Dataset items
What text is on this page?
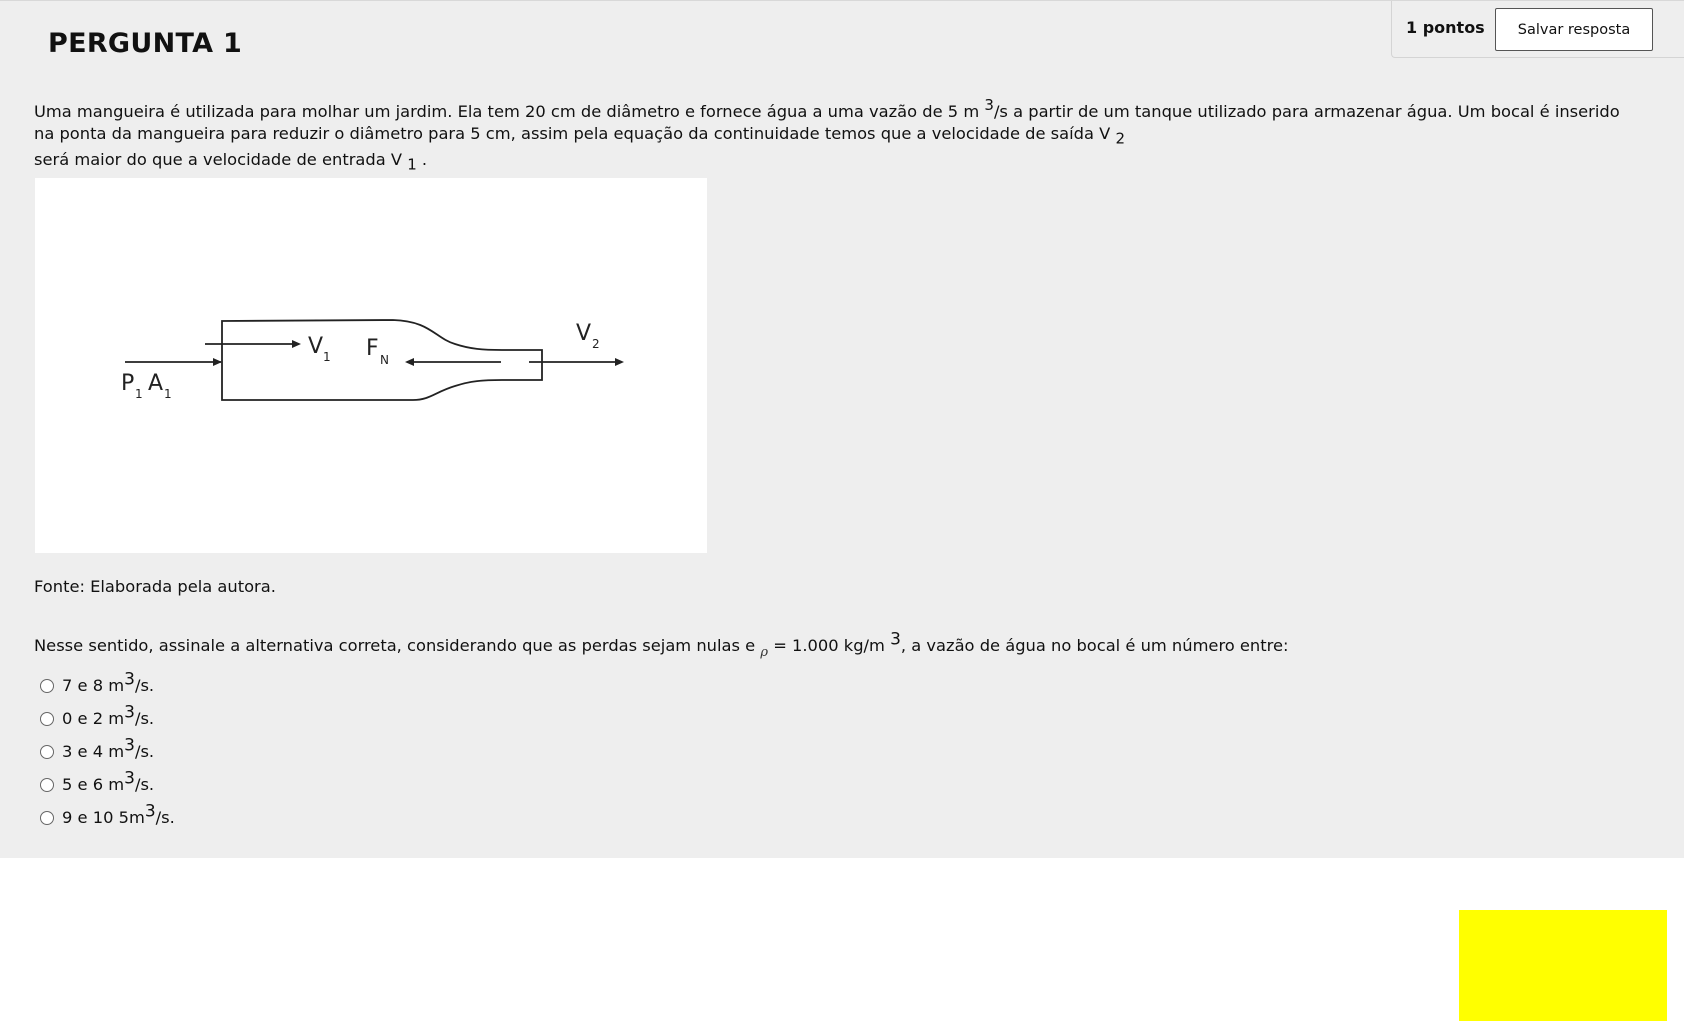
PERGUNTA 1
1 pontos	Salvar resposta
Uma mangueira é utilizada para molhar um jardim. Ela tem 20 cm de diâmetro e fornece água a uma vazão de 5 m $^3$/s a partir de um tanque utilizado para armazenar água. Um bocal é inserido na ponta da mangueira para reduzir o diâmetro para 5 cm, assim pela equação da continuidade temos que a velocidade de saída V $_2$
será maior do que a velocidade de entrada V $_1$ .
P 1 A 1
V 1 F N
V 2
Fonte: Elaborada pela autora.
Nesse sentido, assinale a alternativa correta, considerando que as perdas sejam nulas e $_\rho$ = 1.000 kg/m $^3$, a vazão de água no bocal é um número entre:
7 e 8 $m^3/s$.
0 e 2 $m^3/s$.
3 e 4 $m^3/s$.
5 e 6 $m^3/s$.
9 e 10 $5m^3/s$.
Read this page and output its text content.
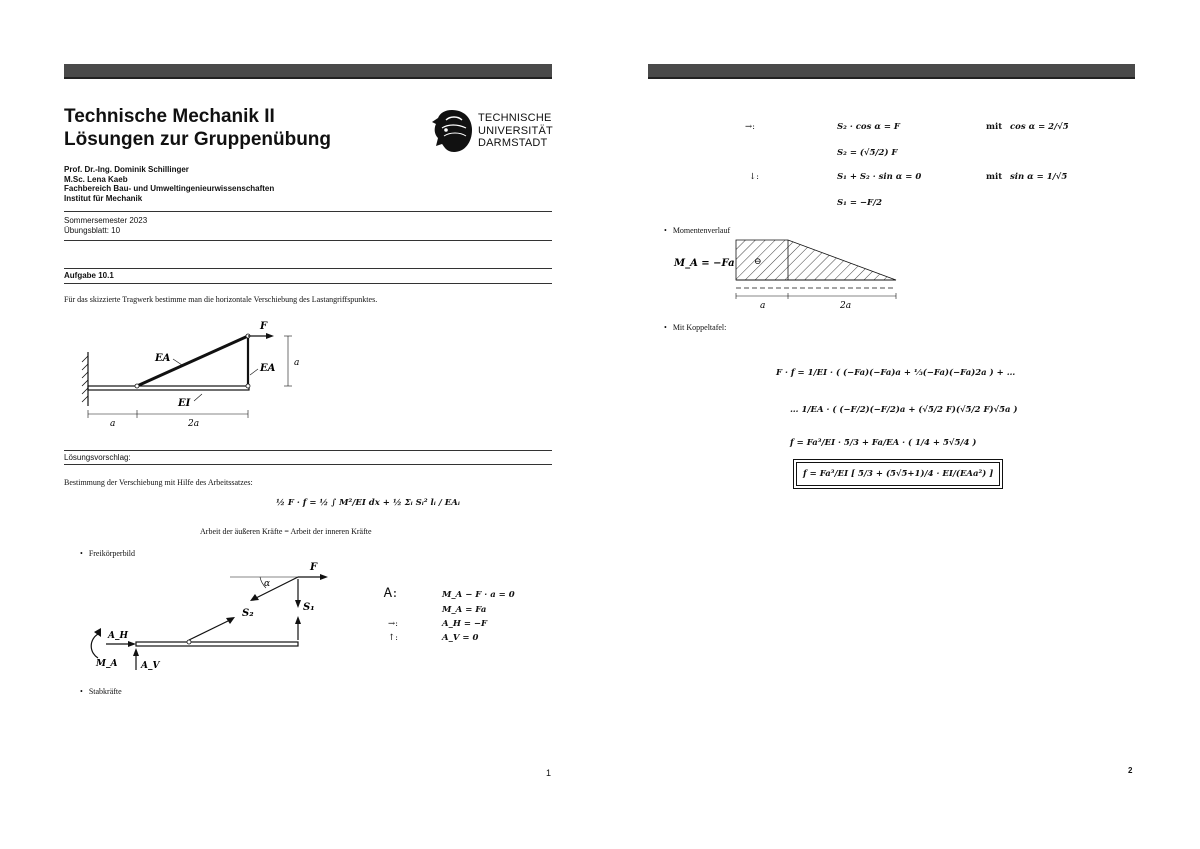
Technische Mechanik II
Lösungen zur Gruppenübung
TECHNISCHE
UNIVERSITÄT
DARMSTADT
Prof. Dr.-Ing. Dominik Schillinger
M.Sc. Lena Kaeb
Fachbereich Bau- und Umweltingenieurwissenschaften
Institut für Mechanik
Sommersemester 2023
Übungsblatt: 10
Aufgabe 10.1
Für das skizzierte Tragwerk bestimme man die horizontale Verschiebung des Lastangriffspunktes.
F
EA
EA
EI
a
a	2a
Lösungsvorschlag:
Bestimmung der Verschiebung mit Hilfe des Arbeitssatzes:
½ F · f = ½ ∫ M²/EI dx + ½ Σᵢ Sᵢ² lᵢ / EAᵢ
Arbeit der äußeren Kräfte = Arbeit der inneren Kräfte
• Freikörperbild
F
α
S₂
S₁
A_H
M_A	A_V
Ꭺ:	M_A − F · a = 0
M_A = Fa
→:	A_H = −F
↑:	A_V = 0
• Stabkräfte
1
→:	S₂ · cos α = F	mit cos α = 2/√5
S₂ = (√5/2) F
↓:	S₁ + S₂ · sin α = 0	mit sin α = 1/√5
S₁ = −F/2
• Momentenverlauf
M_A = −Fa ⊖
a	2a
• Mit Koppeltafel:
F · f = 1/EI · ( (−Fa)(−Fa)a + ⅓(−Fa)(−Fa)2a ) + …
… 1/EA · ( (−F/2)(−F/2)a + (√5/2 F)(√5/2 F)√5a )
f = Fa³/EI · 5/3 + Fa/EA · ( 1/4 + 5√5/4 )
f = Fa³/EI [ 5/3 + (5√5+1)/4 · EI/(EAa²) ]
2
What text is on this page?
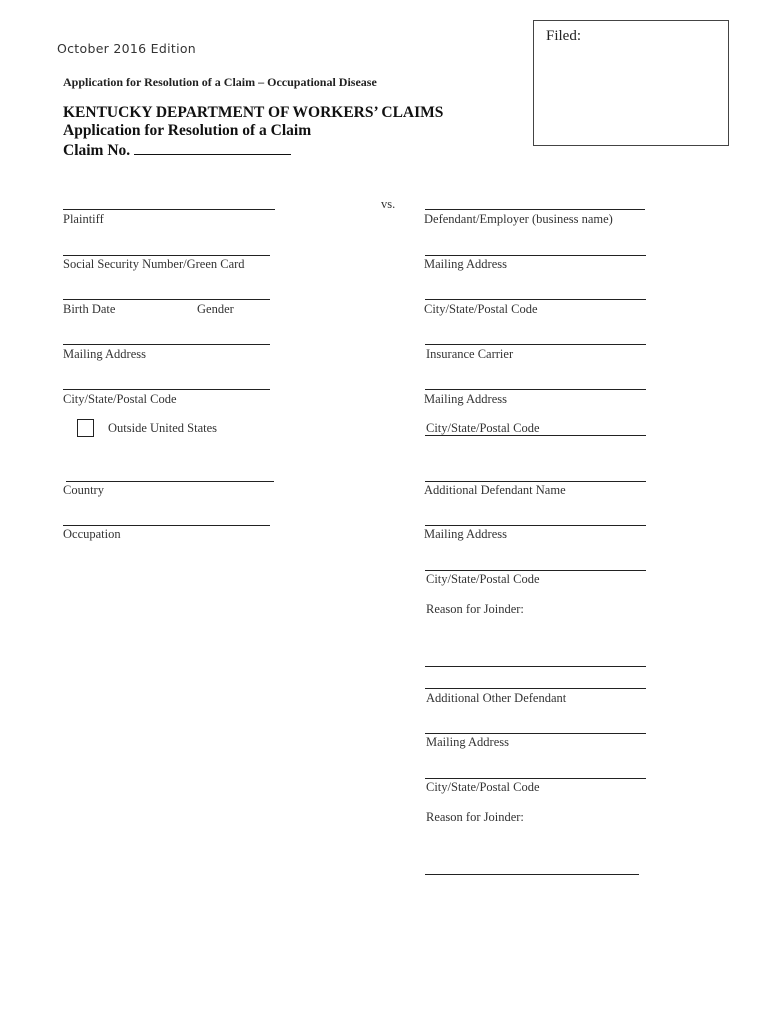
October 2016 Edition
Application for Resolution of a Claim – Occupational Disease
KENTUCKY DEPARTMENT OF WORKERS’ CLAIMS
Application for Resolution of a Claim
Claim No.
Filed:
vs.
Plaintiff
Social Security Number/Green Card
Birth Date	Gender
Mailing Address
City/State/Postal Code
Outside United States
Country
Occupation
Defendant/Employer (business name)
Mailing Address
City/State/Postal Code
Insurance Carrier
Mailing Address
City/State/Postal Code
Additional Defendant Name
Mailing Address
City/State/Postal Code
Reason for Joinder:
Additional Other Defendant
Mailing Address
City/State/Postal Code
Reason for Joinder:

▶ INSTRUCTION:
Each record above is to be restated exactly, with its pictures removed from the copy.

▶ TASK OUTPUT:
What text is on this page?
PERGUNTA 1
1 pontos	Salvar resposta
Uma mangueira é utilizada para molhar um jardim. Ela tem 20 cm de diâmetro e fornece água a uma vazão de 5 m $^3$/s a partir de um tanque utilizado para armazenar água. Um bocal é inserido na ponta da mangueira para reduzir o diâmetro para 5 cm, assim pela equação da continuidade temos que a velocidade de saída V $_2$
será maior do que a velocidade de entrada V $_1$ .
P 1 A 1
V 1 F N
V 2
Fonte: Elaborada pela autora.
Nesse sentido, assinale a alternativa correta, considerando que as perdas sejam nulas e $_\rho$ = 1.000 kg/m $^3$, a vazão de água no bocal é um número entre:
7 e 8 $m^3/s$.
0 e 2 $m^3/s$.
3 e 4 $m^3/s$.
5 e 6 $m^3/s$.
9 e 10 $5m^3/s$.
Read this page and output its text content.
Technische Mechanik II
Lösungen zur Gruppenübung
TECHNISCHE
UNIVERSITÄT
DARMSTADT
Prof. Dr.-Ing. Dominik Schillinger
M.Sc. Lena Kaeb
Fachbereich Bau- und Umweltingenieurwissenschaften
Institut für Mechanik
Sommersemester 2023
Übungsblatt: 10
Aufgabe 10.1
Für das skizzierte Tragwerk bestimme man die horizontale Verschiebung des Lastangriffspunktes.
F
EA
EA
EI
a
a	2a
Lösungsvorschlag:
Bestimmung der Verschiebung mit Hilfe des Arbeitssatzes:
½ F · f = ½ ∫ M²/EI dx + ½ Σᵢ Sᵢ² lᵢ / EAᵢ
Arbeit der äußeren Kräfte = Arbeit der inneren Kräfte
• Freikörperbild
F
α
S₂
S₁
A_H
M_A	A_V
Ꭺ:	M_A − F · a = 0
M_A = Fa
→:	A_H = −F
↑:	A_V = 0
• Stabkräfte
1
→:	S₂ · cos α = F	mit cos α = 2/√5
S₂ = (√5/2) F
↓:	S₁ + S₂ · sin α = 0	mit sin α = 1/√5
S₁ = −F/2
• Momentenverlauf
M_A = −Fa ⊖
a	2a
• Mit Koppeltafel:
F · f = 1/EI · ( (−Fa)(−Fa)a + ⅓(−Fa)(−Fa)2a ) + …
… 1/EA · ( (−F/2)(−F/2)a + (√5/2 F)(√5/2 F)√5a )
f = Fa³/EI · 5/3 + Fa/EA · ( 1/4 + 5√5/4 )
f = Fa³/EI [ 5/3 + (5√5+1)/4 · EI/(EAa²) ]
2
What text is on this page?
October 2016 Edition
Application for Resolution of a Claim – Occupational Disease
KENTUCKY DEPARTMENT OF WORKERS’ CLAIMS
Application for Resolution of a Claim
Claim No.
Filed:
vs.
Plaintiff
Social Security Number/Green Card
Birth Date	Gender
Mailing Address
City/State/Postal Code
Outside United States
Country
Occupation
Defendant/Employer (business name)
Mailing Address
City/State/Postal Code
Insurance Carrier
Mailing Address
City/State/Postal Code
Additional Defendant Name
Mailing Address
City/State/Postal Code
Reason for Joinder:
Additional Other Defendant
Mailing Address
City/State/Postal Code
Reason for Joinder:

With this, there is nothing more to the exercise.